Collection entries
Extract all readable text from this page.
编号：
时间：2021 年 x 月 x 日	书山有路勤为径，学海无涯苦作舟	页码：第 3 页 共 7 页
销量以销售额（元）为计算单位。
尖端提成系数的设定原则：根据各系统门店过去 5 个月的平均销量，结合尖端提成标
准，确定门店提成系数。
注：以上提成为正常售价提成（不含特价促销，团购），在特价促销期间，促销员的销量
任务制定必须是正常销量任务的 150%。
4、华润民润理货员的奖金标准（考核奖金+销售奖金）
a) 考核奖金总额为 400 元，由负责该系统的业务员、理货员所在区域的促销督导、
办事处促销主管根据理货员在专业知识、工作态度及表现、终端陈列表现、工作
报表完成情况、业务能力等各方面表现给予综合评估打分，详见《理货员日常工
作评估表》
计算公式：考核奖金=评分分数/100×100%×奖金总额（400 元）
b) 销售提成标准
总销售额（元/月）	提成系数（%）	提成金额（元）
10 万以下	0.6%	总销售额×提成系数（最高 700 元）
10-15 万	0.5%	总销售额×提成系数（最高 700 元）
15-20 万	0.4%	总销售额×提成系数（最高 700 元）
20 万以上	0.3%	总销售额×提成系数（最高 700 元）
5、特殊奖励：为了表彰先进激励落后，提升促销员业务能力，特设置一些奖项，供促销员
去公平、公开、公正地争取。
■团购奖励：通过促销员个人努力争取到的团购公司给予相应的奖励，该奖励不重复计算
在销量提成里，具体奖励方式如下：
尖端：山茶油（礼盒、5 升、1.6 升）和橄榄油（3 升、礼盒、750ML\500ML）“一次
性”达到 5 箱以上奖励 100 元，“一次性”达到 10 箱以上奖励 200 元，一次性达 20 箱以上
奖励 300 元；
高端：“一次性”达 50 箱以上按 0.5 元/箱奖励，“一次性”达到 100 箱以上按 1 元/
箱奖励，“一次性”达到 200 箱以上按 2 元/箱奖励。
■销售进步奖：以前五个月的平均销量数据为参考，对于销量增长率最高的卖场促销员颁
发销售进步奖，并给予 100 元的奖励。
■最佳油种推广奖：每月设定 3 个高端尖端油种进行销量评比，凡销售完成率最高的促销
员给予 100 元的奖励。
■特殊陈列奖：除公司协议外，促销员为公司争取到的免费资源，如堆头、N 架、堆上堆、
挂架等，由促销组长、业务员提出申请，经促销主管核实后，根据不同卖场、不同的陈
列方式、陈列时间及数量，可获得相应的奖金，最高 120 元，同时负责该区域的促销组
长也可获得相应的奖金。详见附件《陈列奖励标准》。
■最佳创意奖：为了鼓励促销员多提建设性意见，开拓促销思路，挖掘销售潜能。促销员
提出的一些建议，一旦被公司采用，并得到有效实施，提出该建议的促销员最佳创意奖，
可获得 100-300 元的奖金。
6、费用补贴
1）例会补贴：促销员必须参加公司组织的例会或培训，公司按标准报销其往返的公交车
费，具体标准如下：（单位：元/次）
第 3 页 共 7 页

**STATED TASK:** Restate each record word for word.

**RESULT:**
Extract all readable text from this page.
编号：
时间：2021 年 x 月 x 日	书山有路勤为径，学海无涯苦作舟	页码：第 3 页 共 7 页
销量以销售额（元）为计算单位。
尖端提成系数的设定原则：根据各系统门店过去 5 个月的平均销量，结合尖端提成标
准，确定门店提成系数。
注：以上提成为正常售价提成（不含特价促销，团购），在特价促销期间，促销员的销量
任务制定必须是正常销量任务的 150%。
4、华润民润理货员的奖金标准（考核奖金+销售奖金）
a) 考核奖金总额为 400 元，由负责该系统的业务员、理货员所在区域的促销督导、
办事处促销主管根据理货员在专业知识、工作态度及表现、终端陈列表现、工作
报表完成情况、业务能力等各方面表现给予综合评估打分，详见《理货员日常工
作评估表》
计算公式：考核奖金=评分分数/100×100%×奖金总额（400 元）
b) 销售提成标准
总销售额（元/月）	提成系数（%）	提成金额（元）
10 万以下	0.6%	总销售额×提成系数（最高 700 元）
10-15 万	0.5%	总销售额×提成系数（最高 700 元）
15-20 万	0.4%	总销售额×提成系数（最高 700 元）
20 万以上	0.3%	总销售额×提成系数（最高 700 元）
5、特殊奖励：为了表彰先进激励落后，提升促销员业务能力，特设置一些奖项，供促销员
去公平、公开、公正地争取。
■团购奖励：通过促销员个人努力争取到的团购公司给予相应的奖励，该奖励不重复计算
在销量提成里，具体奖励方式如下：
尖端：山茶油（礼盒、5 升、1.6 升）和橄榄油（3 升、礼盒、750ML\500ML）“一次
性”达到 5 箱以上奖励 100 元，“一次性”达到 10 箱以上奖励 200 元，一次性达 20 箱以上
奖励 300 元；
高端：“一次性”达 50 箱以上按 0.5 元/箱奖励，“一次性”达到 100 箱以上按 1 元/
箱奖励，“一次性”达到 200 箱以上按 2 元/箱奖励。
■销售进步奖：以前五个月的平均销量数据为参考，对于销量增长率最高的卖场促销员颁
发销售进步奖，并给予 100 元的奖励。
■最佳油种推广奖：每月设定 3 个高端尖端油种进行销量评比，凡销售完成率最高的促销
员给予 100 元的奖励。
■特殊陈列奖：除公司协议外，促销员为公司争取到的免费资源，如堆头、N 架、堆上堆、
挂架等，由促销组长、业务员提出申请，经促销主管核实后，根据不同卖场、不同的陈
列方式、陈列时间及数量，可获得相应的奖金，最高 120 元，同时负责该区域的促销组
长也可获得相应的奖金。详见附件《陈列奖励标准》。
■最佳创意奖：为了鼓励促销员多提建设性意见，开拓促销思路，挖掘销售潜能。促销员
提出的一些建议，一旦被公司采用，并得到有效实施，提出该建议的促销员最佳创意奖，
可获得 100-300 元的奖金。
6、费用补贴
1）例会补贴：促销员必须参加公司组织的例会或培训，公司按标准报销其往返的公交车
费，具体标准如下：（单位：元/次）
第 3 页 共 7 页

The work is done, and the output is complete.